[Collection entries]
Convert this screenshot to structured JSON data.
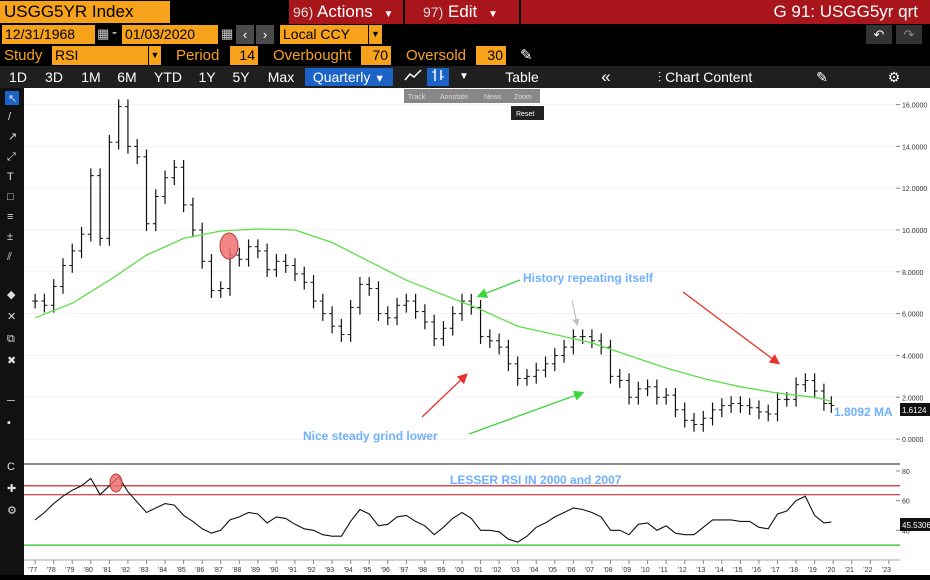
{
  "header": {
    "ticker": "USGG5YR Index",
    "actions_num": "96)",
    "actions_label": "Actions",
    "edit_num": "97)",
    "edit_label": "Edit",
    "title": "G 91: USGG5yr qrt"
  },
  "range": {
    "start": "12/31/1968",
    "end": "01/03/2020",
    "currency": "Local CCY"
  },
  "study": {
    "study_label": "Study",
    "study_value": "RSI",
    "period_label": "Period",
    "period_value": "14",
    "overbought_label": "Overbought",
    "overbought_value": "70",
    "oversold_label": "Oversold",
    "oversold_value": "30"
  },
  "toolbar": {
    "periods": [
      "1D",
      "3D",
      "1M",
      "6M",
      "YTD",
      "1Y",
      "5Y",
      "Max"
    ],
    "frequency": "Quarterly",
    "table_label": "Table",
    "chart_content_label": "Chart Content",
    "menu_items": [
      "Track",
      "Annotate",
      "News",
      "Zoom"
    ],
    "reset_label": "Reset"
  },
  "colors": {
    "ma_line": "#5fdc4a",
    "annotation_text": "#6fb0ff",
    "arrow_red": "#e5322d",
    "arrow_green": "#3ed43e",
    "overbought_line": "#c0141a",
    "oversold_line": "#22c422",
    "highlight_circle": "#f07070"
  },
  "chart_data": [
    {
      "type": "line",
      "subtype": "ohlc-bar",
      "x_ticks": [
        "'77",
        "'78",
        "'79",
        "'80",
        "'81",
        "'82",
        "'83",
        "'84",
        "'85",
        "'86",
        "'87",
        "'88",
        "'89",
        "'90",
        "'91",
        "'92",
        "'93",
        "'94",
        "'95",
        "'96",
        "'97",
        "'98",
        "'99",
        "'00",
        "'01",
        "'02",
        "'03",
        "'04",
        "'05",
        "'06",
        "'07",
        "'08",
        "'09",
        "'10",
        "'11",
        "'12",
        "'13",
        "'14",
        "'15",
        "'16",
        "'17",
        "'18",
        "'19",
        "'20",
        "'21",
        "'22",
        "'23"
      ],
      "y_ticks": [
        "16.0000",
        "14.0000",
        "12.0000",
        "10.0000",
        "8.0000",
        "6.0000",
        "4.0000",
        "2.0000",
        "0.0000"
      ],
      "ylim": [
        -1.0,
        16.6
      ],
      "xlim": [
        1976.4,
        2023.6
      ],
      "series": [
        {
          "values": [
            [
              1977.0,
              6.6
            ],
            [
              1977.5,
              6.4
            ],
            [
              1978.0,
              7.3
            ],
            [
              1978.5,
              8.3
            ],
            [
              1979.0,
              9.0
            ],
            [
              1979.5,
              9.8
            ],
            [
              1980.0,
              12.6
            ],
            [
              1980.5,
              9.6
            ],
            [
              1981.0,
              14.2
            ],
            [
              1981.5,
              15.9
            ],
            [
              1982.0,
              14.0
            ],
            [
              1982.5,
              13.5
            ],
            [
              1983.0,
              10.3
            ],
            [
              1983.5,
              11.6
            ],
            [
              1984.0,
              12.5
            ],
            [
              1984.5,
              13.0
            ],
            [
              1985.0,
              11.2
            ],
            [
              1985.5,
              10.0
            ],
            [
              1986.0,
              8.5
            ],
            [
              1986.5,
              7.1
            ],
            [
              1987.0,
              7.2
            ],
            [
              1987.5,
              8.8
            ],
            [
              1988.0,
              8.6
            ],
            [
              1988.5,
              9.2
            ],
            [
              1989.0,
              9.0
            ],
            [
              1989.5,
              8.1
            ],
            [
              1990.0,
              8.5
            ],
            [
              1990.5,
              8.3
            ],
            [
              1991.0,
              7.9
            ],
            [
              1991.5,
              7.5
            ],
            [
              1992.0,
              6.6
            ],
            [
              1992.5,
              6.0
            ],
            [
              1993.0,
              5.4
            ],
            [
              1993.5,
              5.0
            ],
            [
              1994.0,
              6.3
            ],
            [
              1994.5,
              7.4
            ],
            [
              1995.0,
              7.2
            ],
            [
              1995.5,
              6.0
            ],
            [
              1996.0,
              5.8
            ],
            [
              1996.5,
              6.4
            ],
            [
              1997.0,
              6.6
            ],
            [
              1997.5,
              6.1
            ],
            [
              1998.0,
              5.6
            ],
            [
              1998.5,
              4.8
            ],
            [
              1999.0,
              5.3
            ],
            [
              1999.5,
              6.0
            ],
            [
              2000.0,
              6.6
            ],
            [
              2000.5,
              6.3
            ],
            [
              2001.0,
              4.9
            ],
            [
              2001.5,
              4.7
            ],
            [
              2002.0,
              4.4
            ],
            [
              2002.5,
              3.6
            ],
            [
              2003.0,
              2.9
            ],
            [
              2003.5,
              3.0
            ],
            [
              2004.0,
              3.3
            ],
            [
              2004.5,
              3.6
            ],
            [
              2005.0,
              4.0
            ],
            [
              2005.5,
              4.4
            ],
            [
              2006.0,
              4.9
            ],
            [
              2006.5,
              4.9
            ],
            [
              2007.0,
              4.7
            ],
            [
              2007.5,
              4.4
            ],
            [
              2008.0,
              3.0
            ],
            [
              2008.5,
              2.8
            ],
            [
              2009.0,
              2.0
            ],
            [
              2009.5,
              2.4
            ],
            [
              2010.0,
              2.5
            ],
            [
              2010.5,
              2.0
            ],
            [
              2011.0,
              2.1
            ],
            [
              2011.5,
              1.4
            ],
            [
              2012.0,
              0.9
            ],
            [
              2012.5,
              0.7
            ],
            [
              2013.0,
              1.0
            ],
            [
              2013.5,
              1.4
            ],
            [
              2014.0,
              1.6
            ],
            [
              2014.5,
              1.7
            ],
            [
              2015.0,
              1.6
            ],
            [
              2015.5,
              1.5
            ],
            [
              2016.0,
              1.3
            ],
            [
              2016.5,
              1.2
            ],
            [
              2017.0,
              1.9
            ],
            [
              2017.5,
              1.9
            ],
            [
              2018.0,
              2.6
            ],
            [
              2018.5,
              2.8
            ],
            [
              2019.0,
              2.3
            ],
            [
              2019.5,
              1.7
            ],
            [
              2019.9,
              1.61
            ]
          ]
        },
        {
          "name": "MA",
          "values": [
            [
              1977.0,
              5.8
            ],
            [
              1979.0,
              6.5
            ],
            [
              1981.0,
              7.6
            ],
            [
              1983.0,
              8.8
            ],
            [
              1985.0,
              9.6
            ],
            [
              1987.0,
              9.95
            ],
            [
              1989.0,
              10.05
            ],
            [
              1991.0,
              10.0
            ],
            [
              1993.0,
              9.4
            ],
            [
              1995.0,
              8.5
            ],
            [
              1997.0,
              7.6
            ],
            [
              1999.0,
              6.9
            ],
            [
              2001.0,
              6.2
            ],
            [
              2003.0,
              5.4
            ],
            [
              2005.0,
              5.0
            ],
            [
              2007.0,
              4.6
            ],
            [
              2009.0,
              4.0
            ],
            [
              2011.0,
              3.4
            ],
            [
              2013.0,
              2.9
            ],
            [
              2015.0,
              2.5
            ],
            [
              2017.0,
              2.2
            ],
            [
              2019.0,
              2.0
            ],
            [
              2019.9,
              1.81
            ]
          ]
        }
      ],
      "last_price": "1.6124",
      "ma_value": "1.8092",
      "ma_label": "1.8092 MA",
      "annotations": [
        "History repeating itself",
        "Nice steady grind lower"
      ]
    },
    {
      "type": "line",
      "y_ticks": [
        "80",
        "60",
        "40"
      ],
      "ylim": [
        24,
        82
      ],
      "overbought": 70,
      "oversold": 30,
      "last_value": "45.5306",
      "annotation": "LESSER RSI IN 2000 and 2007",
      "series": [
        {
          "name": "RSI",
          "values": [
            [
              1977.0,
              47
            ],
            [
              1977.5,
              52
            ],
            [
              1978.0,
              58
            ],
            [
              1978.5,
              63
            ],
            [
              1979.0,
              67
            ],
            [
              1979.5,
              70
            ],
            [
              1980.0,
              75
            ],
            [
              1980.5,
              64
            ],
            [
              1981.0,
              70
            ],
            [
              1981.5,
              76
            ],
            [
              1982.0,
              66
            ],
            [
              1982.5,
              59
            ],
            [
              1983.0,
              52
            ],
            [
              1983.5,
              55
            ],
            [
              1984.0,
              58
            ],
            [
              1984.5,
              57
            ],
            [
              1985.0,
              50
            ],
            [
              1985.5,
              46
            ],
            [
              1986.0,
              41
            ],
            [
              1986.5,
              38
            ],
            [
              1987.0,
              40
            ],
            [
              1987.5,
              47
            ],
            [
              1988.0,
              49
            ],
            [
              1988.5,
              52
            ],
            [
              1989.0,
              51
            ],
            [
              1989.5,
              45
            ],
            [
              1990.0,
              49
            ],
            [
              1990.5,
              48
            ],
            [
              1991.0,
              44
            ],
            [
              1991.5,
              41
            ],
            [
              1992.0,
              40
            ],
            [
              1992.5,
              37
            ],
            [
              1993.0,
              36
            ],
            [
              1993.5,
              36
            ],
            [
              1994.0,
              46
            ],
            [
              1994.5,
              54
            ],
            [
              1995.0,
              51
            ],
            [
              1995.5,
              43
            ],
            [
              1996.0,
              44
            ],
            [
              1996.5,
              49
            ],
            [
              1997.0,
              50
            ],
            [
              1997.5,
              46
            ],
            [
              1998.0,
              43
            ],
            [
              1998.5,
              37
            ],
            [
              1999.0,
              42
            ],
            [
              1999.5,
              48
            ],
            [
              2000.0,
              52
            ],
            [
              2000.5,
              48
            ],
            [
              2001.0,
              40
            ],
            [
              2001.5,
              40
            ],
            [
              2002.0,
              39
            ],
            [
              2002.5,
              34
            ],
            [
              2003.0,
              32
            ],
            [
              2003.5,
              36
            ],
            [
              2004.0,
              42
            ],
            [
              2004.5,
              45
            ],
            [
              2005.0,
              49
            ],
            [
              2005.5,
              52
            ],
            [
              2006.0,
              55
            ],
            [
              2006.5,
              54
            ],
            [
              2007.0,
              52
            ],
            [
              2007.5,
              49
            ],
            [
              2008.0,
              40
            ],
            [
              2008.5,
              40
            ],
            [
              2009.0,
              37
            ],
            [
              2009.5,
              44
            ],
            [
              2010.0,
              45
            ],
            [
              2010.5,
              40
            ],
            [
              2011.0,
              43
            ],
            [
              2011.5,
              38
            ],
            [
              2012.0,
              37
            ],
            [
              2012.5,
              37
            ],
            [
              2013.0,
              42
            ],
            [
              2013.5,
              47
            ],
            [
              2014.0,
              47
            ],
            [
              2014.5,
              47
            ],
            [
              2015.0,
              46
            ],
            [
              2015.5,
              46
            ],
            [
              2016.0,
              42
            ],
            [
              2016.5,
              41
            ],
            [
              2017.0,
              51
            ],
            [
              2017.5,
              53
            ],
            [
              2018.0,
              60
            ],
            [
              2018.5,
              63
            ],
            [
              2019.0,
              50
            ],
            [
              2019.5,
              45
            ],
            [
              2019.9,
              45.5
            ]
          ]
        }
      ]
    }
  ]
}
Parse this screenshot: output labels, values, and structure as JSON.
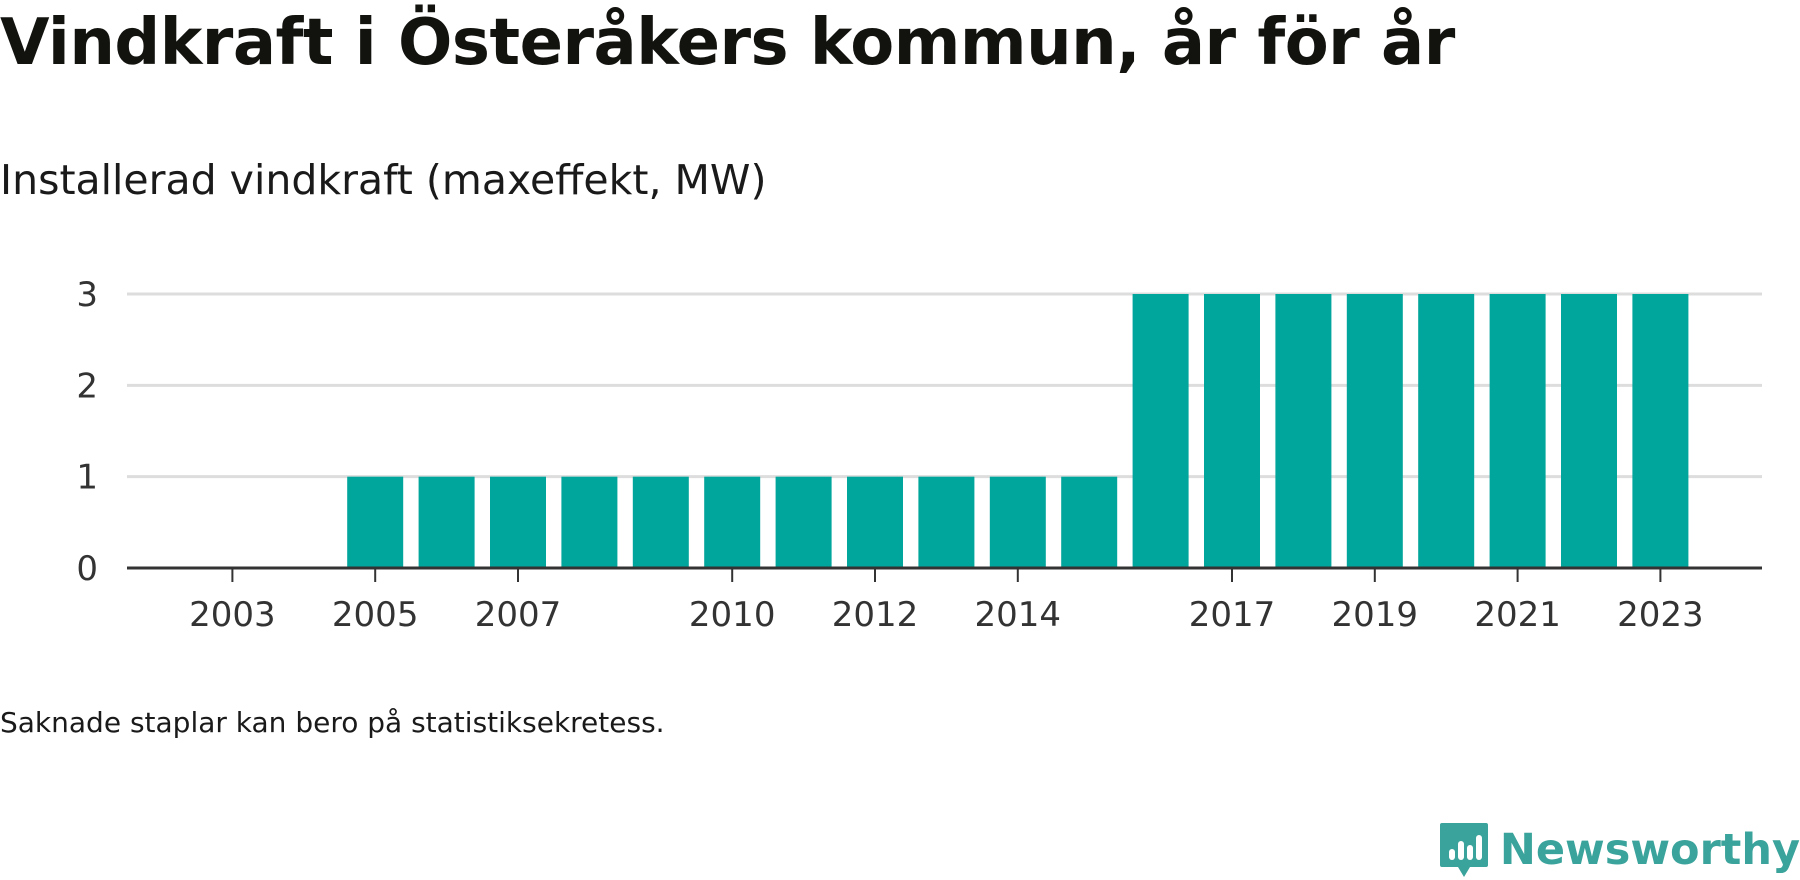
{
  "header": {
    "title": "Vindkraft i Österåkers kommun, år för år",
    "subtitle": "Installerad vindkraft (maxeffekt, MW)"
  },
  "footer": {
    "note": "Saknade staplar kan bero på statistiksekretess.",
    "brand": "Newsworthy"
  },
  "colors": {
    "bar": "#00a59b",
    "grid": "#dddddd",
    "axis": "#333333",
    "brand": "#3aa39b"
  },
  "chart_data": {
    "type": "bar",
    "title": "Vindkraft i Österåkers kommun, år för år",
    "subtitle": "Installerad vindkraft (maxeffekt, MW)",
    "xlabel": "",
    "ylabel": "",
    "ylim": [
      0,
      3
    ],
    "yticks": [
      0,
      1,
      2,
      3
    ],
    "x_tick_labels": [
      "2003",
      "2005",
      "2007",
      "2010",
      "2012",
      "2014",
      "2017",
      "2019",
      "2021",
      "2023"
    ],
    "categories": [
      "2002",
      "2003",
      "2004",
      "2005",
      "2006",
      "2007",
      "2008",
      "2009",
      "2010",
      "2011",
      "2012",
      "2013",
      "2014",
      "2015",
      "2016",
      "2017",
      "2018",
      "2019",
      "2020",
      "2021",
      "2022",
      "2023"
    ],
    "values": [
      null,
      null,
      null,
      1,
      1,
      1,
      1,
      1,
      1,
      1,
      1,
      1,
      1,
      1,
      3,
      3,
      3,
      3,
      3,
      3,
      3,
      3
    ],
    "grid": true,
    "legend": "none"
  }
}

*Request*: Count the lines in which the string "maxeffekt" appears, then report only that figure.

*Written answer*: 2